### Stored data entries

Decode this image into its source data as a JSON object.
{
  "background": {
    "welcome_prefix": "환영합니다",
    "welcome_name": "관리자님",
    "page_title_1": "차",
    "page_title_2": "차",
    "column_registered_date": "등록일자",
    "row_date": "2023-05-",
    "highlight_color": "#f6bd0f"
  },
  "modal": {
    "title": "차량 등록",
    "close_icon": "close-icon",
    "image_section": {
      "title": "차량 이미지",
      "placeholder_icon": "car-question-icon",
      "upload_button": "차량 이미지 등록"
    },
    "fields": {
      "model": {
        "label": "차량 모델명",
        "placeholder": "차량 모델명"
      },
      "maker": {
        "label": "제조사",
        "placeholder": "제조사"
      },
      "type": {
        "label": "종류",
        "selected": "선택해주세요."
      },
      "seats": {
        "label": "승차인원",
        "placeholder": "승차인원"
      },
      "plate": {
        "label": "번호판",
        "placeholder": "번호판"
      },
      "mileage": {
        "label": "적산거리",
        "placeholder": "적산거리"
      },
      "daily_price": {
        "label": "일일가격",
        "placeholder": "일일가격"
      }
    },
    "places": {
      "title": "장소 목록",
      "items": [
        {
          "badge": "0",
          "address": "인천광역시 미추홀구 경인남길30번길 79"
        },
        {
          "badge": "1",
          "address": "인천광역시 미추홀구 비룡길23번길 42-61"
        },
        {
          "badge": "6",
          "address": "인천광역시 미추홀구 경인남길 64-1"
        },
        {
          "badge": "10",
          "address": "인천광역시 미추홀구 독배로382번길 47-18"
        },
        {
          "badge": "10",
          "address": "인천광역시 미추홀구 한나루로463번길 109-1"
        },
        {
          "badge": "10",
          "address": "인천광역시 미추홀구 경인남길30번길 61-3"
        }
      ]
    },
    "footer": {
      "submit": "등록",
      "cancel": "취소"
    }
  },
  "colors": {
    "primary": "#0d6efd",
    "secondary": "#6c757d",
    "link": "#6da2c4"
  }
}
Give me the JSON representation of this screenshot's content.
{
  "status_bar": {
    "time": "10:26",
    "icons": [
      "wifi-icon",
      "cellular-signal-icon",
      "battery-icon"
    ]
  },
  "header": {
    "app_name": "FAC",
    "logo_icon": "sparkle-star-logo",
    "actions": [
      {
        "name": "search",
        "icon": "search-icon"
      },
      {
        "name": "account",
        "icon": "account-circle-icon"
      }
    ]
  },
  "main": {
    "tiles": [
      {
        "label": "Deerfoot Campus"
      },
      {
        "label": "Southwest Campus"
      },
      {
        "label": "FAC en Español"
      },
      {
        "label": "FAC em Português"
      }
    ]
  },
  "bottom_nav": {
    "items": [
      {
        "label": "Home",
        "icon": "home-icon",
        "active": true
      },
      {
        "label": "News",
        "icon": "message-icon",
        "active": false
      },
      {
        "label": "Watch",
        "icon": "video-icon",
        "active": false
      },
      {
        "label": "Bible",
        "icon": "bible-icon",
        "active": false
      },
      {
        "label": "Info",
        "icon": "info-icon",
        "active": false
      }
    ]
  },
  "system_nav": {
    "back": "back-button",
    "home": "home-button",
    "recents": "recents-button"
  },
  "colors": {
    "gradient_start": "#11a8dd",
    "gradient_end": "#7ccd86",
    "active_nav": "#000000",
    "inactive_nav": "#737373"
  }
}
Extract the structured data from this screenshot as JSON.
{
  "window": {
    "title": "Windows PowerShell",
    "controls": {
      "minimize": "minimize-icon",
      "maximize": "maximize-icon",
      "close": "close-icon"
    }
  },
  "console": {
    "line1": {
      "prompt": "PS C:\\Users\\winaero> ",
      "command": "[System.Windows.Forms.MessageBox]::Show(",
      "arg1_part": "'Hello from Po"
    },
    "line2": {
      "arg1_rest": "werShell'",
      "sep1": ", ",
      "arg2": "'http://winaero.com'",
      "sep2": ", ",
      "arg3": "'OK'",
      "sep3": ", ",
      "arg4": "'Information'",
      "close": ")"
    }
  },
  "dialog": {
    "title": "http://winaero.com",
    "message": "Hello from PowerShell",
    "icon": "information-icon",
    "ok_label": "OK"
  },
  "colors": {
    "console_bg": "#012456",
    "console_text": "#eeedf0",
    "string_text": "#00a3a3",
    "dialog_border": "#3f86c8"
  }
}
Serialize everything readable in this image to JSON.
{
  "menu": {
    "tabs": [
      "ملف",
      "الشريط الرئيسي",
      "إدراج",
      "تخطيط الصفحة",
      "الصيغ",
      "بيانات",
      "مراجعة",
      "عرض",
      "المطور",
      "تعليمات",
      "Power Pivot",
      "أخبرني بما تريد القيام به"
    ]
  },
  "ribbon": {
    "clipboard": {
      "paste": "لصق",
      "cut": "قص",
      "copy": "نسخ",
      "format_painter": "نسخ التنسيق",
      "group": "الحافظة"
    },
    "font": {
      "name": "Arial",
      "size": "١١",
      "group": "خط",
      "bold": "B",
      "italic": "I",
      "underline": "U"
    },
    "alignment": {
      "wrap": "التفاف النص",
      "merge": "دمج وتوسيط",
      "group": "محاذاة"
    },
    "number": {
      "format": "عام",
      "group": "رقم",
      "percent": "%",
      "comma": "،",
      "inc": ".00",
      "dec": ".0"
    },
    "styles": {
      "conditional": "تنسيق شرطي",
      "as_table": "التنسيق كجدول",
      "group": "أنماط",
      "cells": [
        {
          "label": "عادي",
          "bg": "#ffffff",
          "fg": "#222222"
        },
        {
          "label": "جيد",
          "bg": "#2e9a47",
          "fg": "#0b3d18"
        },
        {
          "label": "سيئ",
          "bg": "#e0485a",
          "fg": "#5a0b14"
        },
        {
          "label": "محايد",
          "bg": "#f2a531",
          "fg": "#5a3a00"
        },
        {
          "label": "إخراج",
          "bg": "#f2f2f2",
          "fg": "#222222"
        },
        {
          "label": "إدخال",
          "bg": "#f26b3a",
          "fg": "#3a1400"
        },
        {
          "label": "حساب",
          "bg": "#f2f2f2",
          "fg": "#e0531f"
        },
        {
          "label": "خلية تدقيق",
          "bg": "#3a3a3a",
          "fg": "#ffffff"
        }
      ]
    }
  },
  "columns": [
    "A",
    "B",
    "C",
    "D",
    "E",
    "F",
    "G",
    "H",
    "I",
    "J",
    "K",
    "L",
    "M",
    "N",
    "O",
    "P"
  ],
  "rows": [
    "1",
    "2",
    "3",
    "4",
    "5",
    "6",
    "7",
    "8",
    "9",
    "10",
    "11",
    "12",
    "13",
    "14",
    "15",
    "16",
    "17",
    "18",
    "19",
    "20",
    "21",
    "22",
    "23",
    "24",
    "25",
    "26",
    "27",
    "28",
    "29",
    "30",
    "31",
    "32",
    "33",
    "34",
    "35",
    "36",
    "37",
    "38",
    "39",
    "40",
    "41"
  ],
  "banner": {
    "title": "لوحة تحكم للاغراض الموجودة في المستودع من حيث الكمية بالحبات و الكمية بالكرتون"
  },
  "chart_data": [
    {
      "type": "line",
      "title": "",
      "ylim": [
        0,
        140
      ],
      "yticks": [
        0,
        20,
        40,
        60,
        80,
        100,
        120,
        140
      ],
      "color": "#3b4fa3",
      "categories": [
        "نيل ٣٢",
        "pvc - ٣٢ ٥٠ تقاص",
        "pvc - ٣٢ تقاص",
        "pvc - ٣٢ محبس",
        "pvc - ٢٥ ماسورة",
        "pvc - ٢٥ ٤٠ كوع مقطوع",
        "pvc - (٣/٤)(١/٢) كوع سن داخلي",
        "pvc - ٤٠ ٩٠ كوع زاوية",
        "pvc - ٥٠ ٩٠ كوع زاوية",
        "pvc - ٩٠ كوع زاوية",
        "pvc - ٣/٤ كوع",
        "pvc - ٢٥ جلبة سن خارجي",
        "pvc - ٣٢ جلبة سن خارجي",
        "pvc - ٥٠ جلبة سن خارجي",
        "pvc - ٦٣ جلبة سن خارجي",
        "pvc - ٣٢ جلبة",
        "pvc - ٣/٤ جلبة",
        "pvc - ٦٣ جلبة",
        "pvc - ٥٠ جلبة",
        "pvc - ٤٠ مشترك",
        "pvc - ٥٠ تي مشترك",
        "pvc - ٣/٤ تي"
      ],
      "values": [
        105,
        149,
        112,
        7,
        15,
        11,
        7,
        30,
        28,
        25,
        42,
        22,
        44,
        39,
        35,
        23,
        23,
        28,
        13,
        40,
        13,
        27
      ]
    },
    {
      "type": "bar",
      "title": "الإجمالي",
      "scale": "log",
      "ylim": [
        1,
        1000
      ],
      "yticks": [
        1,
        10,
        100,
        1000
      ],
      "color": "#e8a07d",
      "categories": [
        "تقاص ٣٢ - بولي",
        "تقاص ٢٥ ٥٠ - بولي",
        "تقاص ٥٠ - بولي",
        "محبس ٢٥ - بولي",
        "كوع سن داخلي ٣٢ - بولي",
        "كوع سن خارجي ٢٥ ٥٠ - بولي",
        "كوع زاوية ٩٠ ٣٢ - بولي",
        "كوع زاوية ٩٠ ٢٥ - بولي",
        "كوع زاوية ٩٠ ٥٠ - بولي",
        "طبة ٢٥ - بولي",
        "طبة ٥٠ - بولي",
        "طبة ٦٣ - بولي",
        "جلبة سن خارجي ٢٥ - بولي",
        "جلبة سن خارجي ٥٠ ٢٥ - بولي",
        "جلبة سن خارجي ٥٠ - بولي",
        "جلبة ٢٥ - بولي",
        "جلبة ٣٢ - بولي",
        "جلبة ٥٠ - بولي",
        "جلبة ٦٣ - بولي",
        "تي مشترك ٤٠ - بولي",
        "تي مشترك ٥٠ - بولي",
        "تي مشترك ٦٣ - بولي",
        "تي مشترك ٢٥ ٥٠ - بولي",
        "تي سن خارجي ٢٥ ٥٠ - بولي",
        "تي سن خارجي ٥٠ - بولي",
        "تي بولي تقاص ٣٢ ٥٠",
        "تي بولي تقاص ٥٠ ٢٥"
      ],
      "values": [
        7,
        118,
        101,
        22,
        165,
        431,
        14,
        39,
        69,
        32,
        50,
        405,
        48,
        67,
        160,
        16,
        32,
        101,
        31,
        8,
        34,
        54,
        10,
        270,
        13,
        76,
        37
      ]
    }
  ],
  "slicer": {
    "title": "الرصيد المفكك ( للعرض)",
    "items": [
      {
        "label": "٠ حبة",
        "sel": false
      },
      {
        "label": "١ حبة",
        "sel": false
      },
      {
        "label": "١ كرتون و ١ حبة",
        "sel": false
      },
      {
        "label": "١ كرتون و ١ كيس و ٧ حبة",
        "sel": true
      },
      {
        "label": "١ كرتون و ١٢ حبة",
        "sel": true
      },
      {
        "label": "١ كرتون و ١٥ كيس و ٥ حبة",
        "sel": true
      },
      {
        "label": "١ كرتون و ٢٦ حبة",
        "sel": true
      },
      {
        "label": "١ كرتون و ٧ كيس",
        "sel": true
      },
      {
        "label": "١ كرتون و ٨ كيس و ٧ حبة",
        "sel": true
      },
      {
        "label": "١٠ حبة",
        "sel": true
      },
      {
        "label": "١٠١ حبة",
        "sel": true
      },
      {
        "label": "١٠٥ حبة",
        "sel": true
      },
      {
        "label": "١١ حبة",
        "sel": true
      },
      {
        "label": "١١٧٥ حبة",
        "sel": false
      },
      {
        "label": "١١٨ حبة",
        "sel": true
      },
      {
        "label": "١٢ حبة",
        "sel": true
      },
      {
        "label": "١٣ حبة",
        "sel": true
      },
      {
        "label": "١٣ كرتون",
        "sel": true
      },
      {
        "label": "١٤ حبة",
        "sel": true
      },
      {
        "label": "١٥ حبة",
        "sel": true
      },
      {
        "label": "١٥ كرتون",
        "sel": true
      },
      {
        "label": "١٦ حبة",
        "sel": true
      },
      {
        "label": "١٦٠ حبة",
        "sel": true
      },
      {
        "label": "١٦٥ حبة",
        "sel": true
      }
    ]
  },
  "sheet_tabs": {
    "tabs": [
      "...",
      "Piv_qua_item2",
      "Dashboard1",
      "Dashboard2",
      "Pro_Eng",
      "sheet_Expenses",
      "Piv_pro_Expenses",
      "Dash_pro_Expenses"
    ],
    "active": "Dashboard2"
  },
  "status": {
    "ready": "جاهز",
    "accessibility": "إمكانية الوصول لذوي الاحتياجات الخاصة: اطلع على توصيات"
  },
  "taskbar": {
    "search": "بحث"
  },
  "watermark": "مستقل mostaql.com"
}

### Exercise requirements
Copy down every line of the entries containing the word "close".

### Result of the task
    "close_icon": "close-icon",
      "close": "close-icon"
      "close": ")"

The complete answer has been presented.